> _The exercise_
Can you copy every entry below word for word, leaving out the pictures?

> _Data rows_

========================================

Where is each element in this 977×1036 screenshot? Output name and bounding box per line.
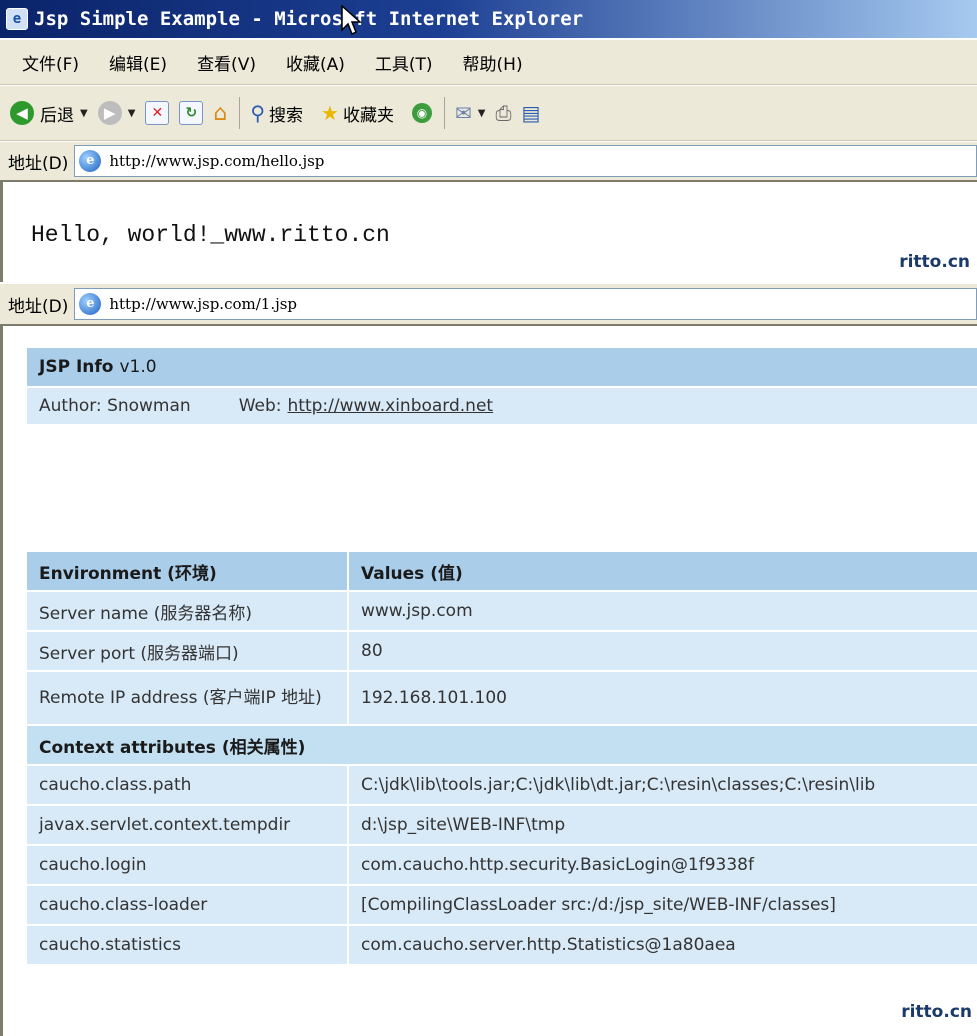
attr-key: caucho.login: [27, 846, 349, 884]
table-row: caucho.class.path C:\jdk\lib\tools.jar;C…: [27, 766, 977, 804]
hello-text: Hello, world!_www.ritto.cn: [31, 222, 390, 248]
window-title: Jsp Simple Example - Microsoft Internet …: [34, 8, 584, 30]
favorites-label: 收藏夹: [342, 105, 394, 126]
row-key: Server port (服务器端口): [27, 632, 349, 670]
web-label: Web:: [238, 396, 282, 416]
address-bar: 地址(D) e http://www.jsp.com/hello.jsp: [0, 142, 977, 182]
print-icon: ⎙: [495, 101, 512, 125]
row-key: Server name (服务器名称): [27, 592, 349, 630]
back-dropdown-icon[interactable]: ▼: [80, 108, 88, 119]
address-bar: 地址(D) e http://www.jsp.com/1.jsp: [0, 284, 977, 326]
info-author-row: Author: Snowman Web: http://www.xinboard…: [27, 388, 977, 424]
table-row: Server port (服务器端口) 80: [27, 632, 977, 670]
edit-button[interactable]: ▤: [521, 101, 540, 125]
author-text: Author: Snowman: [39, 396, 191, 416]
home-icon: ⌂: [213, 100, 228, 126]
header-values: Values (值): [349, 552, 977, 590]
menu-view[interactable]: 查看(V): [197, 50, 256, 75]
attr-key: caucho.statistics: [27, 926, 349, 964]
toolbar: ◀ 后退 ▼ ▶ ▼ ✕ ↻ ⌂ ⚲ 搜索 ★ 收藏夹 ◉ ✉ ▼ ⎙ ▤: [0, 86, 977, 141]
star-icon: ★: [321, 101, 339, 125]
address-url: http://www.jsp.com/hello.jsp: [109, 152, 325, 170]
mouse-cursor-icon: [341, 4, 362, 36]
ie-page-icon: e: [79, 293, 102, 315]
attr-key: caucho.class-loader: [27, 886, 349, 924]
row-value: 80: [349, 632, 977, 670]
menu-tools[interactable]: 工具(T): [375, 50, 433, 75]
jsp-info-box: JSP Info v1.0 Author: Snowman Web: http:…: [27, 348, 977, 424]
media-button[interactable]: ◉: [411, 103, 432, 123]
forward-dropdown-icon[interactable]: ▼: [128, 108, 136, 119]
environment-table: Environment (环境) Values (值) Server name …: [27, 550, 977, 966]
table-row: caucho.statistics com.caucho.server.http…: [27, 926, 977, 964]
info-header: JSP Info v1.0: [27, 348, 977, 386]
attr-value: C:\jdk\lib\tools.jar;C:\jdk\lib\dt.jar;C…: [349, 766, 977, 804]
row-value: www.jsp.com: [349, 592, 977, 630]
page-content: JSP Info v1.0 Author: Snowman Web: http:…: [0, 326, 977, 1036]
table-row: Remote IP address (客户端IP 地址) 192.168.101…: [27, 672, 977, 724]
stop-button[interactable]: ✕: [145, 101, 170, 125]
browser-window-hello: e Jsp Simple Example - Microsoft Interne…: [0, 0, 977, 282]
search-label: 搜索: [269, 105, 304, 126]
search-icon: ⚲: [250, 101, 266, 125]
forward-button[interactable]: ▶ ▼: [97, 101, 136, 125]
info-title: JSP Info: [39, 357, 114, 377]
web-link[interactable]: http://www.xinboard.net: [288, 396, 494, 416]
mail-icon: ✉: [454, 101, 472, 125]
address-url: http://www.jsp.com/1.jsp: [109, 295, 298, 313]
attr-value: [CompilingClassLoader src:/d:/jsp_site/W…: [349, 886, 977, 924]
header-environment: Environment (环境): [27, 552, 349, 590]
ie-window-icon: e: [6, 8, 28, 30]
home-button[interactable]: ⌂: [213, 101, 227, 126]
ie-page-icon: e: [79, 150, 102, 172]
search-button[interactable]: ⚲ 搜索: [250, 101, 303, 126]
refresh-button[interactable]: ↻: [179, 101, 204, 125]
menu-file[interactable]: 文件(F): [22, 50, 79, 75]
address-input[interactable]: e http://www.jsp.com/hello.jsp: [74, 145, 977, 177]
forward-arrow-icon: ▶: [97, 101, 122, 125]
attr-key: javax.servlet.context.tempdir: [27, 806, 349, 844]
attr-value: com.caucho.http.security.BasicLogin@1f93…: [349, 846, 977, 884]
menu-bar: 文件(F) 编辑(E) 查看(V) 收藏(A) 工具(T) 帮助(H): [0, 40, 977, 85]
mail-dropdown-icon[interactable]: ▼: [478, 108, 486, 119]
favorites-button[interactable]: ★ 收藏夹: [321, 101, 394, 126]
toolbar-separator: [239, 97, 241, 129]
table-row: javax.servlet.context.tempdir d:\jsp_sit…: [27, 806, 977, 844]
media-icon: ◉: [411, 103, 432, 123]
title-bar: e Jsp Simple Example - Microsoft Interne…: [0, 0, 977, 38]
stop-icon: ✕: [145, 101, 170, 125]
menu-favorites[interactable]: 收藏(A): [286, 50, 345, 75]
menu-help[interactable]: 帮助(H): [463, 50, 523, 75]
attr-value: d:\jsp_site\WEB-INF\tmp: [349, 806, 977, 844]
browser-window-info: 地址(D) e http://www.jsp.com/1.jsp JSP Inf…: [0, 284, 977, 1036]
table-row: caucho.class-loader [CompilingClassLoade…: [27, 886, 977, 924]
row-value: 192.168.101.100: [349, 672, 977, 724]
back-button[interactable]: ◀ 后退 ▼: [10, 101, 88, 126]
refresh-icon: ↻: [179, 101, 204, 125]
row-key: Remote IP address (客户端IP 地址): [27, 672, 349, 724]
watermark: ritto.cn: [899, 252, 970, 272]
address-label: 地址(D): [8, 296, 69, 317]
info-version: v1.0: [119, 357, 157, 377]
table-row: Server name (服务器名称) www.jsp.com: [27, 592, 977, 630]
section-header-row: Context attributes (相关属性): [27, 726, 977, 764]
attr-key: caucho.class.path: [27, 766, 349, 804]
page-content: Hello, world!_www.ritto.cn ritto.cn: [0, 182, 977, 282]
section-title: Context attributes (相关属性): [27, 726, 977, 764]
table-header-row: Environment (环境) Values (值): [27, 552, 977, 590]
back-arrow-icon: ◀: [10, 101, 34, 125]
address-label: 地址(D): [8, 153, 69, 174]
edit-icon: ▤: [521, 101, 541, 125]
mail-button[interactable]: ✉ ▼: [455, 101, 485, 125]
print-button[interactable]: ⎙: [495, 101, 511, 125]
menu-edit[interactable]: 编辑(E): [109, 50, 167, 75]
back-label: 后退: [40, 105, 74, 126]
watermark: ritto.cn: [901, 1002, 972, 1022]
address-input[interactable]: e http://www.jsp.com/1.jsp: [74, 288, 977, 320]
attr-value: com.caucho.server.http.Statistics@1a80ae…: [349, 926, 977, 964]
table-row: caucho.login com.caucho.http.security.Ba…: [27, 846, 977, 884]
toolbar-separator: [443, 97, 445, 129]
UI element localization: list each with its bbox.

========================================

> _Correct result_
Where is each element in this 977×1036 screenshot? Output name and bounding box per line.
attr-key: caucho.login: [27, 846, 349, 884]
table-row: caucho.class.path C:\jdk\lib\tools.jar;C…: [27, 766, 977, 804]
hello-text: Hello, world!_www.ritto.cn: [31, 222, 390, 248]
window-title: Jsp Simple Example - Microsoft Internet …: [34, 8, 584, 30]
favorites-label: 收藏夹: [342, 105, 394, 126]
row-key: Server port (服务器端口): [27, 632, 349, 670]
web-label: Web:: [238, 396, 282, 416]
address-bar: 地址(D) e http://www.jsp.com/hello.jsp: [0, 142, 977, 182]
print-icon: ⎙: [495, 101, 512, 125]
row-key: Server name (服务器名称): [27, 592, 349, 630]
back-dropdown-icon[interactable]: ▼: [80, 108, 88, 119]
address-bar: 地址(D) e http://www.jsp.com/1.jsp: [0, 284, 977, 326]
info-author-row: Author: Snowman Web: http://www.xinboard…: [27, 388, 977, 424]
table-row: Server port (服务器端口) 80: [27, 632, 977, 670]
edit-button[interactable]: ▤: [521, 101, 540, 125]
author-text: Author: Snowman: [39, 396, 191, 416]
home-icon: ⌂: [213, 100, 228, 126]
header-values: Values (值): [349, 552, 977, 590]
menu-view[interactable]: 查看(V): [197, 50, 256, 75]
attr-key: caucho.statistics: [27, 926, 349, 964]
toolbar: ◀ 后退 ▼ ▶ ▼ ✕ ↻ ⌂ ⚲ 搜索 ★ 收藏夹 ◉ ✉ ▼ ⎙ ▤: [0, 86, 977, 141]
star-icon: ★: [321, 101, 339, 125]
address-url: http://www.jsp.com/hello.jsp: [109, 152, 325, 170]
mouse-cursor-icon: [341, 4, 362, 36]
ie-page-icon: e: [79, 293, 102, 315]
attr-key: caucho.class-loader: [27, 886, 349, 924]
row-value: 80: [349, 632, 977, 670]
menu-tools[interactable]: 工具(T): [375, 50, 433, 75]
jsp-info-box: JSP Info v1.0 Author: Snowman Web: http:…: [27, 348, 977, 424]
media-button[interactable]: ◉: [411, 103, 432, 123]
forward-dropdown-icon[interactable]: ▼: [128, 108, 136, 119]
environment-table: Environment (环境) Values (值) Server name …: [27, 550, 977, 966]
table-row: caucho.statistics com.caucho.server.http…: [27, 926, 977, 964]
info-header: JSP Info v1.0: [27, 348, 977, 386]
attr-value: C:\jdk\lib\tools.jar;C:\jdk\lib\dt.jar;C…: [349, 766, 977, 804]
row-value: www.jsp.com: [349, 592, 977, 630]
page-content: JSP Info v1.0 Author: Snowman Web: http:…: [0, 326, 977, 1036]
table-row: Remote IP address (客户端IP 地址) 192.168.101…: [27, 672, 977, 724]
stop-button[interactable]: ✕: [145, 101, 170, 125]
browser-window-hello: e Jsp Simple Example - Microsoft Interne…: [0, 0, 977, 282]
search-label: 搜索: [269, 105, 304, 126]
search-icon: ⚲: [250, 101, 266, 125]
forward-button[interactable]: ▶ ▼: [97, 101, 136, 125]
info-title: JSP Info: [39, 357, 114, 377]
web-link[interactable]: http://www.xinboard.net: [288, 396, 494, 416]
mail-icon: ✉: [454, 101, 472, 125]
address-url: http://www.jsp.com/1.jsp: [109, 295, 298, 313]
attr-value: [CompilingClassLoader src:/d:/jsp_site/W…: [349, 886, 977, 924]
header-environment: Environment (环境): [27, 552, 349, 590]
ie-window-icon: e: [6, 8, 28, 30]
home-button[interactable]: ⌂: [213, 101, 227, 126]
ie-page-icon: e: [79, 150, 102, 172]
search-button[interactable]: ⚲ 搜索: [250, 101, 303, 126]
refresh-button[interactable]: ↻: [179, 101, 204, 125]
menu-file[interactable]: 文件(F): [22, 50, 79, 75]
address-input[interactable]: e http://www.jsp.com/hello.jsp: [74, 145, 977, 177]
forward-arrow-icon: ▶: [97, 101, 122, 125]
attr-key: javax.servlet.context.tempdir: [27, 806, 349, 844]
attr-value: com.caucho.http.security.BasicLogin@1f93…: [349, 846, 977, 884]
menu-bar: 文件(F) 编辑(E) 查看(V) 收藏(A) 工具(T) 帮助(H): [0, 40, 977, 85]
mail-dropdown-icon[interactable]: ▼: [478, 108, 486, 119]
favorites-button[interactable]: ★ 收藏夹: [321, 101, 394, 126]
toolbar-separator: [239, 97, 241, 129]
table-row: javax.servlet.context.tempdir d:\jsp_sit…: [27, 806, 977, 844]
media-icon: ◉: [411, 103, 432, 123]
title-bar: e Jsp Simple Example - Microsoft Interne…: [0, 0, 977, 38]
stop-icon: ✕: [145, 101, 170, 125]
menu-favorites[interactable]: 收藏(A): [286, 50, 345, 75]
menu-help[interactable]: 帮助(H): [463, 50, 523, 75]
attr-value: d:\jsp_site\WEB-INF\tmp: [349, 806, 977, 844]
browser-window-info: 地址(D) e http://www.jsp.com/1.jsp JSP Inf…: [0, 284, 977, 1036]
table-row: caucho.class-loader [CompilingClassLoade…: [27, 886, 977, 924]
row-value: 192.168.101.100: [349, 672, 977, 724]
back-button[interactable]: ◀ 后退 ▼: [10, 101, 88, 126]
refresh-icon: ↻: [179, 101, 204, 125]
row-key: Remote IP address (客户端IP 地址): [27, 672, 349, 724]
watermark: ritto.cn: [899, 252, 970, 272]
address-label: 地址(D): [8, 296, 69, 317]
info-version: v1.0: [119, 357, 157, 377]
table-row: Server name (服务器名称) www.jsp.com: [27, 592, 977, 630]
section-header-row: Context attributes (相关属性): [27, 726, 977, 764]
attr-key: caucho.class.path: [27, 766, 349, 804]
page-content: Hello, world!_www.ritto.cn ritto.cn: [0, 182, 977, 282]
section-title: Context attributes (相关属性): [27, 726, 977, 764]
table-header-row: Environment (环境) Values (值): [27, 552, 977, 590]
back-arrow-icon: ◀: [10, 101, 34, 125]
address-label: 地址(D): [8, 153, 69, 174]
edit-icon: ▤: [521, 101, 541, 125]
mail-button[interactable]: ✉ ▼: [455, 101, 485, 125]
print-button[interactable]: ⎙: [495, 101, 511, 125]
menu-edit[interactable]: 编辑(E): [109, 50, 167, 75]
back-label: 后退: [40, 105, 74, 126]
watermark: ritto.cn: [901, 1002, 972, 1022]
address-input[interactable]: e http://www.jsp.com/1.jsp: [74, 288, 977, 320]
attr-value: com.caucho.server.http.Statistics@1a80ae…: [349, 926, 977, 964]
table-row: caucho.login com.caucho.http.security.Ba…: [27, 846, 977, 884]
toolbar-separator: [443, 97, 445, 129]
UI element localization: list each with its bbox.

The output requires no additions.